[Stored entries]
• • • • • • •

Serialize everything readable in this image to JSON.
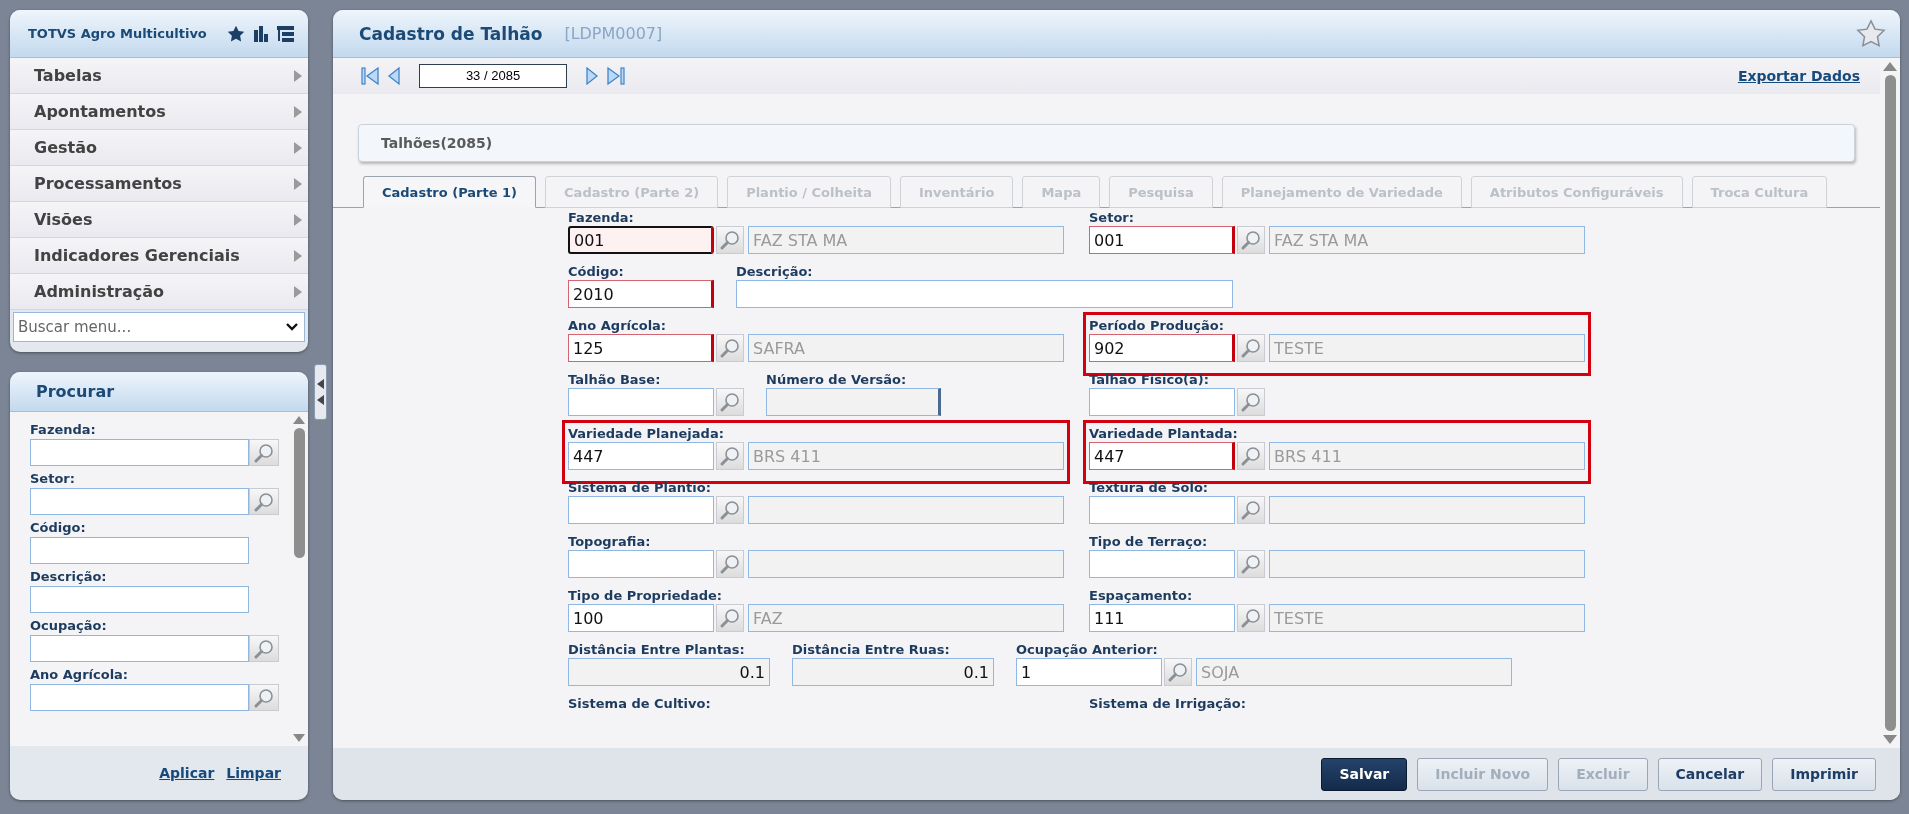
{
  "sidebar": {
    "title": "TOTVS Agro Multicultivo",
    "menu": [
      {
        "label": "Tabelas"
      },
      {
        "label": "Apontamentos"
      },
      {
        "label": "Gestão"
      },
      {
        "label": "Processamentos"
      },
      {
        "label": "Visões"
      },
      {
        "label": "Indicadores Gerenciais"
      },
      {
        "label": "Administração"
      }
    ],
    "menu_search": {
      "placeholder": "Buscar menu..."
    }
  },
  "search_panel": {
    "title": "Procurar",
    "fields": [
      {
        "label": "Fazenda:",
        "kind": "lookup"
      },
      {
        "label": "Setor:",
        "kind": "lookup"
      },
      {
        "label": "Código:",
        "kind": "text"
      },
      {
        "label": "Descrição:",
        "kind": "text"
      },
      {
        "label": "Ocupação:",
        "kind": "lookup"
      },
      {
        "label": "Ano Agrícola:",
        "kind": "lookup"
      }
    ],
    "actions": [
      "Aplicar",
      "Limpar"
    ]
  },
  "page": {
    "title": "Cadastro de Talhão",
    "code": "[LDPM0007]",
    "record_position": "33 / 2085",
    "export_link": "Exportar Dados",
    "group_title": "Talhões(2085)",
    "tabs": [
      {
        "label": "Cadastro (Parte 1)",
        "selected": true,
        "disabled": false
      },
      {
        "label": "Cadastro (Parte 2)",
        "selected": false,
        "disabled": true
      },
      {
        "label": "Plantio / Colheita",
        "selected": false,
        "disabled": true
      },
      {
        "label": "Inventário",
        "selected": false,
        "disabled": true
      },
      {
        "label": "Mapa",
        "selected": false,
        "disabled": true
      },
      {
        "label": "Pesquisa",
        "selected": false,
        "disabled": true
      },
      {
        "label": "Planejamento de Variedade",
        "selected": false,
        "disabled": true
      },
      {
        "label": "Atributos Configuráveis",
        "selected": false,
        "disabled": true
      },
      {
        "label": "Troca Cultura",
        "selected": false,
        "disabled": true
      }
    ],
    "form_rows": [
      {
        "left": [
          {
            "label": "Fazenda:",
            "kind": "lookup",
            "value": "001",
            "description": "FAZ STA MA",
            "required": true,
            "focused": true,
            "highlighted": false
          }
        ],
        "right": [
          {
            "label": "Setor:",
            "kind": "lookup",
            "value": "001",
            "description": "FAZ STA MA",
            "required": true,
            "focused": false,
            "highlighted": false
          }
        ]
      },
      {
        "left": [
          {
            "label": "Código:",
            "kind": "code",
            "value": "2010",
            "required": true,
            "focused": false,
            "highlighted": false
          },
          {
            "label": "Descrição:",
            "kind": "wide",
            "required": false,
            "focused": false,
            "highlighted": false
          }
        ],
        "right": []
      },
      {
        "left": [
          {
            "label": "Ano Agrícola:",
            "kind": "lookup",
            "value": "125",
            "description": "SAFRA",
            "required": true,
            "focused": false,
            "highlighted": false
          }
        ],
        "right": [
          {
            "label": "Período Produção:",
            "kind": "lookup",
            "value": "902",
            "description": "TESTE",
            "required": true,
            "focused": false,
            "highlighted": true
          }
        ]
      },
      {
        "left": [
          {
            "label": "Talhão Base:",
            "kind": "search",
            "required": false,
            "focused": false,
            "highlighted": false
          },
          {
            "label": "Número de Versão:",
            "kind": "readonly",
            "required": false,
            "focused": false,
            "highlighted": false
          }
        ],
        "right": [
          {
            "label": "Talhão Físico(a):",
            "kind": "search",
            "required": false,
            "focused": false,
            "highlighted": false
          }
        ]
      },
      {
        "left": [
          {
            "label": "Variedade Planejada:",
            "kind": "lookup",
            "value": "447",
            "description": "BRS 411",
            "required": false,
            "focused": false,
            "highlighted": true
          }
        ],
        "right": [
          {
            "label": "Variedade Plantada:",
            "kind": "lookup",
            "value": "447",
            "description": "BRS 411",
            "required": true,
            "focused": false,
            "highlighted": true
          }
        ]
      },
      {
        "left": [
          {
            "label": "Sistema de Plantio:",
            "kind": "lookup",
            "required": false,
            "focused": false,
            "highlighted": false
          }
        ],
        "right": [
          {
            "label": "Textura de Solo:",
            "kind": "lookup",
            "required": false,
            "focused": false,
            "highlighted": false
          }
        ]
      },
      {
        "left": [
          {
            "label": "Topografia:",
            "kind": "lookup",
            "required": false,
            "focused": false,
            "highlighted": false
          }
        ],
        "right": [
          {
            "label": "Tipo de Terraço:",
            "kind": "lookup",
            "required": false,
            "focused": false,
            "highlighted": false
          }
        ]
      },
      {
        "left": [
          {
            "label": "Tipo de Propriedade:",
            "kind": "lookup",
            "value": "100",
            "description": "FAZ",
            "required": false,
            "focused": false,
            "highlighted": false
          }
        ],
        "right": [
          {
            "label": "Espaçamento:",
            "kind": "lookup",
            "value": "111",
            "description": "TESTE",
            "required": false,
            "focused": false,
            "highlighted": false
          }
        ]
      },
      {
        "left": [
          {
            "label": "Distância Entre Plantas:",
            "kind": "number",
            "value": "0.1",
            "required": false,
            "focused": false,
            "highlighted": false
          },
          {
            "label": "Distância Entre Ruas:",
            "kind": "number",
            "value": "0.1",
            "required": false,
            "focused": false,
            "highlighted": false
          },
          {
            "label": "Ocupação Anterior:",
            "kind": "lookup",
            "value": "1",
            "description": "SOJA",
            "required": false,
            "focused": false,
            "highlighted": false
          }
        ],
        "right": []
      },
      {
        "left": [
          {
            "label": "Sistema de Cultivo:",
            "kind": "caption"
          }
        ],
        "right": [
          {
            "label": "Sistema de Irrigação:",
            "kind": "caption"
          }
        ]
      }
    ],
    "buttons": [
      {
        "label": "Salvar",
        "primary": true,
        "disabled": false
      },
      {
        "label": "Incluir Novo",
        "primary": false,
        "disabled": true
      },
      {
        "label": "Excluir",
        "primary": false,
        "disabled": true
      },
      {
        "label": "Cancelar",
        "primary": false,
        "disabled": false
      },
      {
        "label": "Imprimir",
        "primary": false,
        "disabled": false
      }
    ]
  }
}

• • • • • • •

What to produce: Keep every word of the data as it is when you write it out, but drop the pictures.

Correct result:
Serialize everything readable in this image to JSON.
{
  "sidebar": {
    "title": "TOTVS Agro Multicultivo",
    "menu": [
      {
        "label": "Tabelas"
      },
      {
        "label": "Apontamentos"
      },
      {
        "label": "Gestão"
      },
      {
        "label": "Processamentos"
      },
      {
        "label": "Visões"
      },
      {
        "label": "Indicadores Gerenciais"
      },
      {
        "label": "Administração"
      }
    ],
    "menu_search": {
      "placeholder": "Buscar menu..."
    }
  },
  "search_panel": {
    "title": "Procurar",
    "fields": [
      {
        "label": "Fazenda:",
        "kind": "lookup"
      },
      {
        "label": "Setor:",
        "kind": "lookup"
      },
      {
        "label": "Código:",
        "kind": "text"
      },
      {
        "label": "Descrição:",
        "kind": "text"
      },
      {
        "label": "Ocupação:",
        "kind": "lookup"
      },
      {
        "label": "Ano Agrícola:",
        "kind": "lookup"
      }
    ],
    "actions": [
      "Aplicar",
      "Limpar"
    ]
  },
  "page": {
    "title": "Cadastro de Talhão",
    "code": "[LDPM0007]",
    "record_position": "33 / 2085",
    "export_link": "Exportar Dados",
    "group_title": "Talhões(2085)",
    "tabs": [
      {
        "label": "Cadastro (Parte 1)",
        "selected": true,
        "disabled": false
      },
      {
        "label": "Cadastro (Parte 2)",
        "selected": false,
        "disabled": true
      },
      {
        "label": "Plantio / Colheita",
        "selected": false,
        "disabled": true
      },
      {
        "label": "Inventário",
        "selected": false,
        "disabled": true
      },
      {
        "label": "Mapa",
        "selected": false,
        "disabled": true
      },
      {
        "label": "Pesquisa",
        "selected": false,
        "disabled": true
      },
      {
        "label": "Planejamento de Variedade",
        "selected": false,
        "disabled": true
      },
      {
        "label": "Atributos Configuráveis",
        "selected": false,
        "disabled": true
      },
      {
        "label": "Troca Cultura",
        "selected": false,
        "disabled": true
      }
    ],
    "form_rows": [
      {
        "left": [
          {
            "label": "Fazenda:",
            "kind": "lookup",
            "value": "001",
            "description": "FAZ STA MA",
            "required": true,
            "focused": true,
            "highlighted": false
          }
        ],
        "right": [
          {
            "label": "Setor:",
            "kind": "lookup",
            "value": "001",
            "description": "FAZ STA MA",
            "required": true,
            "focused": false,
            "highlighted": false
          }
        ]
      },
      {
        "left": [
          {
            "label": "Código:",
            "kind": "code",
            "value": "2010",
            "required": true,
            "focused": false,
            "highlighted": false
          },
          {
            "label": "Descrição:",
            "kind": "wide",
            "required": false,
            "focused": false,
            "highlighted": false
          }
        ],
        "right": []
      },
      {
        "left": [
          {
            "label": "Ano Agrícola:",
            "kind": "lookup",
            "value": "125",
            "description": "SAFRA",
            "required": true,
            "focused": false,
            "highlighted": false
          }
        ],
        "right": [
          {
            "label": "Período Produção:",
            "kind": "lookup",
            "value": "902",
            "description": "TESTE",
            "required": true,
            "focused": false,
            "highlighted": true
          }
        ]
      },
      {
        "left": [
          {
            "label": "Talhão Base:",
            "kind": "search",
            "required": false,
            "focused": false,
            "highlighted": false
          },
          {
            "label": "Número de Versão:",
            "kind": "readonly",
            "required": false,
            "focused": false,
            "highlighted": false
          }
        ],
        "right": [
          {
            "label": "Talhão Físico(a):",
            "kind": "search",
            "required": false,
            "focused": false,
            "highlighted": false
          }
        ]
      },
      {
        "left": [
          {
            "label": "Variedade Planejada:",
            "kind": "lookup",
            "value": "447",
            "description": "BRS 411",
            "required": false,
            "focused": false,
            "highlighted": true
          }
        ],
        "right": [
          {
            "label": "Variedade Plantada:",
            "kind": "lookup",
            "value": "447",
            "description": "BRS 411",
            "required": true,
            "focused": false,
            "highlighted": true
          }
        ]
      },
      {
        "left": [
          {
            "label": "Sistema de Plantio:",
            "kind": "lookup",
            "required": false,
            "focused": false,
            "highlighted": false
          }
        ],
        "right": [
          {
            "label": "Textura de Solo:",
            "kind": "lookup",
            "required": false,
            "focused": false,
            "highlighted": false
          }
        ]
      },
      {
        "left": [
          {
            "label": "Topografia:",
            "kind": "lookup",
            "required": false,
            "focused": false,
            "highlighted": false
          }
        ],
        "right": [
          {
            "label": "Tipo de Terraço:",
            "kind": "lookup",
            "required": false,
            "focused": false,
            "highlighted": false
          }
        ]
      },
      {
        "left": [
          {
            "label": "Tipo de Propriedade:",
            "kind": "lookup",
            "value": "100",
            "description": "FAZ",
            "required": false,
            "focused": false,
            "highlighted": false
          }
        ],
        "right": [
          {
            "label": "Espaçamento:",
            "kind": "lookup",
            "value": "111",
            "description": "TESTE",
            "required": false,
            "focused": false,
            "highlighted": false
          }
        ]
      },
      {
        "left": [
          {
            "label": "Distância Entre Plantas:",
            "kind": "number",
            "value": "0.1",
            "required": false,
            "focused": false,
            "highlighted": false
          },
          {
            "label": "Distância Entre Ruas:",
            "kind": "number",
            "value": "0.1",
            "required": false,
            "focused": false,
            "highlighted": false
          },
          {
            "label": "Ocupação Anterior:",
            "kind": "lookup",
            "value": "1",
            "description": "SOJA",
            "required": false,
            "focused": false,
            "highlighted": false
          }
        ],
        "right": []
      },
      {
        "left": [
          {
            "label": "Sistema de Cultivo:",
            "kind": "caption"
          }
        ],
        "right": [
          {
            "label": "Sistema de Irrigação:",
            "kind": "caption"
          }
        ]
      }
    ],
    "buttons": [
      {
        "label": "Salvar",
        "primary": true,
        "disabled": false
      },
      {
        "label": "Incluir Novo",
        "primary": false,
        "disabled": true
      },
      {
        "label": "Excluir",
        "primary": false,
        "disabled": true
      },
      {
        "label": "Cancelar",
        "primary": false,
        "disabled": false
      },
      {
        "label": "Imprimir",
        "primary": false,
        "disabled": false
      }
    ]
  }
}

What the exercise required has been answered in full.